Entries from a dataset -
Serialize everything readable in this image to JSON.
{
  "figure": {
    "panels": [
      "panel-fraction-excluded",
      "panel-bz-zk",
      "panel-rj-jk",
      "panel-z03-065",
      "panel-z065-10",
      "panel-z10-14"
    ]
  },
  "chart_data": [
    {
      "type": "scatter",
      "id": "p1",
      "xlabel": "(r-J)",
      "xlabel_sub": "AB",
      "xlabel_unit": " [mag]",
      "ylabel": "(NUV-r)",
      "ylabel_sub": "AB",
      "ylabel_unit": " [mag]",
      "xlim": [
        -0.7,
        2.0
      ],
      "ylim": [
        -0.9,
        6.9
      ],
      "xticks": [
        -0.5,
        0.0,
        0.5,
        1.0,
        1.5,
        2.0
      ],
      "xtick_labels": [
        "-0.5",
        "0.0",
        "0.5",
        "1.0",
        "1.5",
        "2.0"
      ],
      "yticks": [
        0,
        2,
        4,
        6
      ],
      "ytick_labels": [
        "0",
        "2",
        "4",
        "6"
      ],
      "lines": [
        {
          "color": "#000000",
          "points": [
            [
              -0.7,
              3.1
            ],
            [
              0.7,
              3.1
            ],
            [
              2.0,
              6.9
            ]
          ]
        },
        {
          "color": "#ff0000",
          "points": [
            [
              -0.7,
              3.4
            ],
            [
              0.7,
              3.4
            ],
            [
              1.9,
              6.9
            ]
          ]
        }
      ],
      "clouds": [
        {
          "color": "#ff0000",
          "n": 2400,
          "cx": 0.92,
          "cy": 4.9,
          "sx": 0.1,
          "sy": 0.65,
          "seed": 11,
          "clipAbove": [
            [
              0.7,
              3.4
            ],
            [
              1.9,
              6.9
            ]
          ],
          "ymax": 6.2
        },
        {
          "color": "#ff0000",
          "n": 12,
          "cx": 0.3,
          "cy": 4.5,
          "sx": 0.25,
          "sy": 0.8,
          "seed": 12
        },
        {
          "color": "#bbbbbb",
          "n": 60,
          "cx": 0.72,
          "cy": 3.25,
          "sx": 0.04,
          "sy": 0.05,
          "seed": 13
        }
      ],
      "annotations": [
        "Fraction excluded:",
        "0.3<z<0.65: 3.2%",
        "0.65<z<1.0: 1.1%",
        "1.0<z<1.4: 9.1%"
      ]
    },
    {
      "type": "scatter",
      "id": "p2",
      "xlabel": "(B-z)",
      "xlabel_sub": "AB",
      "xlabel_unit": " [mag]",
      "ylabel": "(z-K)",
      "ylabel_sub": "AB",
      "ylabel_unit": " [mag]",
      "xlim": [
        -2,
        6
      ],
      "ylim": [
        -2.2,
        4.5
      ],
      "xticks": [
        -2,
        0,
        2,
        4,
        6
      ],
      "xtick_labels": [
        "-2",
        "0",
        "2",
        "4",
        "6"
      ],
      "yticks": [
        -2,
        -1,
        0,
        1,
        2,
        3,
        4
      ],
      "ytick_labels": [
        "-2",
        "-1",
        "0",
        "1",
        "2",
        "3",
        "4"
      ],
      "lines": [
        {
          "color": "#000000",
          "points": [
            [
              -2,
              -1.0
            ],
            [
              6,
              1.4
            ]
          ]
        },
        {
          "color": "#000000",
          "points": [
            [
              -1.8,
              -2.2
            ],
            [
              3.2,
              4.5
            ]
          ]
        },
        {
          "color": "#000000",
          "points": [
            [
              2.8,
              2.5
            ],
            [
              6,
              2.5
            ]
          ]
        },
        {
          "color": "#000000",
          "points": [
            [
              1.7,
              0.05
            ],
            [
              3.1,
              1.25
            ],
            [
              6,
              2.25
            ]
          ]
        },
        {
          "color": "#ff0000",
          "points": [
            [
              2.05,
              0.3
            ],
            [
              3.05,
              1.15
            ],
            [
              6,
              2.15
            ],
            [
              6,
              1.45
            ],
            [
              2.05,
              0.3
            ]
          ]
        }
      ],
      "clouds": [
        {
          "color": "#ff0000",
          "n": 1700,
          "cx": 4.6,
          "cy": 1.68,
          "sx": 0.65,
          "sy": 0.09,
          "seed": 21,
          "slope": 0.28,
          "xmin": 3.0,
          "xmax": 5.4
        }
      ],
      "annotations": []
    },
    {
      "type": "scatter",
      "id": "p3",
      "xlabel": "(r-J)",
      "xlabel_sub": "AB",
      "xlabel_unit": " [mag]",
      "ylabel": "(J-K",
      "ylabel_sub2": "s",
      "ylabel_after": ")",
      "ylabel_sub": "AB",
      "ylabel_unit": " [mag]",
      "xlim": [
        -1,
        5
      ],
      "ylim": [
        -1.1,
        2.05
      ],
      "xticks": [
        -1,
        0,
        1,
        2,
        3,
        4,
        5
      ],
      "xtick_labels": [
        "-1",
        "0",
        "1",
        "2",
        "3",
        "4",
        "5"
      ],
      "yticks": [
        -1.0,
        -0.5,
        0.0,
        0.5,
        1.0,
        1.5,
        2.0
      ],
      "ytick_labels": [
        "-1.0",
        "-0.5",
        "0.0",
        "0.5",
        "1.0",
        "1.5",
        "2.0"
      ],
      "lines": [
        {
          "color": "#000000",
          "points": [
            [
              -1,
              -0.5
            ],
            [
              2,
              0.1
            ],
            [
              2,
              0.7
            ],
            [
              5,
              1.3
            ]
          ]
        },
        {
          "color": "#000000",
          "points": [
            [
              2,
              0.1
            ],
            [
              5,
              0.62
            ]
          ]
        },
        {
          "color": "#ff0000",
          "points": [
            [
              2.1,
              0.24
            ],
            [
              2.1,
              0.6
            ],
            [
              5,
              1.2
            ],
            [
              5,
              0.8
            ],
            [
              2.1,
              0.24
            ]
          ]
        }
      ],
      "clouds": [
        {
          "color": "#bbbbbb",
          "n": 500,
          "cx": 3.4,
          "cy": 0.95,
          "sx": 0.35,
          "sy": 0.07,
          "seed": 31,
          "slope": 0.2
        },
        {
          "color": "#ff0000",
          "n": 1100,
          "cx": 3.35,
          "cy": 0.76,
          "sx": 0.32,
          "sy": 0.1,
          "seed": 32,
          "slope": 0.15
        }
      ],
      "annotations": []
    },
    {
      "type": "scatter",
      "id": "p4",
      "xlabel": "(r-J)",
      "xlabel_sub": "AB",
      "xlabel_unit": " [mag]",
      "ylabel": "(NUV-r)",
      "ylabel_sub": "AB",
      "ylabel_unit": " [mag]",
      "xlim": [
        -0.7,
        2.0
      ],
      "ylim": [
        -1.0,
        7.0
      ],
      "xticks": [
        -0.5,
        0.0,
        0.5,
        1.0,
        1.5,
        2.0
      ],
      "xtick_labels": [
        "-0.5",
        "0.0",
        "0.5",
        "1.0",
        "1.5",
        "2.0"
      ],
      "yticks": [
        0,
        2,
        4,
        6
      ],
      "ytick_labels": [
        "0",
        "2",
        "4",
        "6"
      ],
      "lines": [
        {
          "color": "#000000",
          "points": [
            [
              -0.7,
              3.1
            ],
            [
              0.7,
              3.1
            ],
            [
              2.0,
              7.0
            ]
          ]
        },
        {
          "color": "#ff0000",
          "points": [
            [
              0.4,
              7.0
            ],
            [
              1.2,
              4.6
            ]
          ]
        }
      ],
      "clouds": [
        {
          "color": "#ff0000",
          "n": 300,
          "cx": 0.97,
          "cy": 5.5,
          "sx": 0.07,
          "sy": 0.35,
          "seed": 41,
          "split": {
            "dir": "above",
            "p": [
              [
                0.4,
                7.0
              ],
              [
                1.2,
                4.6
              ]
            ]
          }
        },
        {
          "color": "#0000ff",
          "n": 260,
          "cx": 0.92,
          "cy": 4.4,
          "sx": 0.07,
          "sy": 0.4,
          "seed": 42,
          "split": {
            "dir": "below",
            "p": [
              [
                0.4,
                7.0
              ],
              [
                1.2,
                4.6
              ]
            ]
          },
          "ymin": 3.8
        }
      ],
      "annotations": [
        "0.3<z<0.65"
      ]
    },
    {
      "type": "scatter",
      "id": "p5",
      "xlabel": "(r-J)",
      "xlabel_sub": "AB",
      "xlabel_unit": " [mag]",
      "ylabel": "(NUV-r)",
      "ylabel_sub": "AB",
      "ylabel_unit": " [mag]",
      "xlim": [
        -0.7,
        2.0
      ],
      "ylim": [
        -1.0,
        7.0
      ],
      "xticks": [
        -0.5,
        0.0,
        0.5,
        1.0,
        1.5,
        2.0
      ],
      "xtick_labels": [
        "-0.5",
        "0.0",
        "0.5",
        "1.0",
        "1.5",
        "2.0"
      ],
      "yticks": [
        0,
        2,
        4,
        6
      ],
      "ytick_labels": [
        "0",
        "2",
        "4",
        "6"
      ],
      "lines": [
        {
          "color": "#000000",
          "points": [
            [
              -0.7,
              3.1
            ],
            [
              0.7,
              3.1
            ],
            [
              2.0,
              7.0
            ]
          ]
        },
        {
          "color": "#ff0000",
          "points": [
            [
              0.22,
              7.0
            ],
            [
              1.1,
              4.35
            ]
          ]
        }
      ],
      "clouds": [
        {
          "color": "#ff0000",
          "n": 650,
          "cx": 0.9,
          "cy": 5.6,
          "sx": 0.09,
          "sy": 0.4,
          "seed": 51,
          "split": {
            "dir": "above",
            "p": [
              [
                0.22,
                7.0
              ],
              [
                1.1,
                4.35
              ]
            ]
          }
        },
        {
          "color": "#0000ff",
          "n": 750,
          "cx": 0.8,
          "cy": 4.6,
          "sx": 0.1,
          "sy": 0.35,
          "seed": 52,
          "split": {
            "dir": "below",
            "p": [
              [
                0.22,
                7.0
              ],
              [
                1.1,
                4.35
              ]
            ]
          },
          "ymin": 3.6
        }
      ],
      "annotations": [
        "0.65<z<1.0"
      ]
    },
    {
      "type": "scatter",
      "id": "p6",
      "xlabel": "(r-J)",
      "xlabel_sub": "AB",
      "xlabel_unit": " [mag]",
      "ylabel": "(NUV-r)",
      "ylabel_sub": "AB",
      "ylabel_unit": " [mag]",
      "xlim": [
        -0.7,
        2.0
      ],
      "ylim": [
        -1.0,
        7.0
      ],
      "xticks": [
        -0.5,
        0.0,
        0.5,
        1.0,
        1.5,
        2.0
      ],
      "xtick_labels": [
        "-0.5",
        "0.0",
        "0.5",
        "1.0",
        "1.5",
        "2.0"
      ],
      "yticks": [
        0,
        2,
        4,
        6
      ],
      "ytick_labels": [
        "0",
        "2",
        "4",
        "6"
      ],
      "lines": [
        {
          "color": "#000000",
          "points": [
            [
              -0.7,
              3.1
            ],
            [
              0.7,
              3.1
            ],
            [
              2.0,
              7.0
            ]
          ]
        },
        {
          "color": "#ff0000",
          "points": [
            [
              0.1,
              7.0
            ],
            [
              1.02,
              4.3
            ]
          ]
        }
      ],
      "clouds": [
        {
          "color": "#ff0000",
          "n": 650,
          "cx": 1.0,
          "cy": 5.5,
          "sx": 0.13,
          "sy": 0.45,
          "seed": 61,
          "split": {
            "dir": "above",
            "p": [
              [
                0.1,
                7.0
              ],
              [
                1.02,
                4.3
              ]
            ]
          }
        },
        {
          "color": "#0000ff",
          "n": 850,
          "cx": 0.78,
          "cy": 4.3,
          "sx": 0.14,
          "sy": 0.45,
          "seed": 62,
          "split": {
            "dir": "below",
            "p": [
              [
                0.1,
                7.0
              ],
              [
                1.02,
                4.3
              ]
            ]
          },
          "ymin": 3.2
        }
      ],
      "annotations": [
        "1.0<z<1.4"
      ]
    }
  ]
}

WRITTEN PROBLEM -
From the entries above, copy every line where the word "seed" shows up.

RESPONSE TO THE EXERCISE -
          "seed": 11,
          "seed": 12
          "seed": 13
          "seed": 21,
          "seed": 31,
          "seed": 32,
          "seed": 41,
          "seed": 42,
          "seed": 51,
          "seed": 52,
          "seed": 61,
          "seed": 62,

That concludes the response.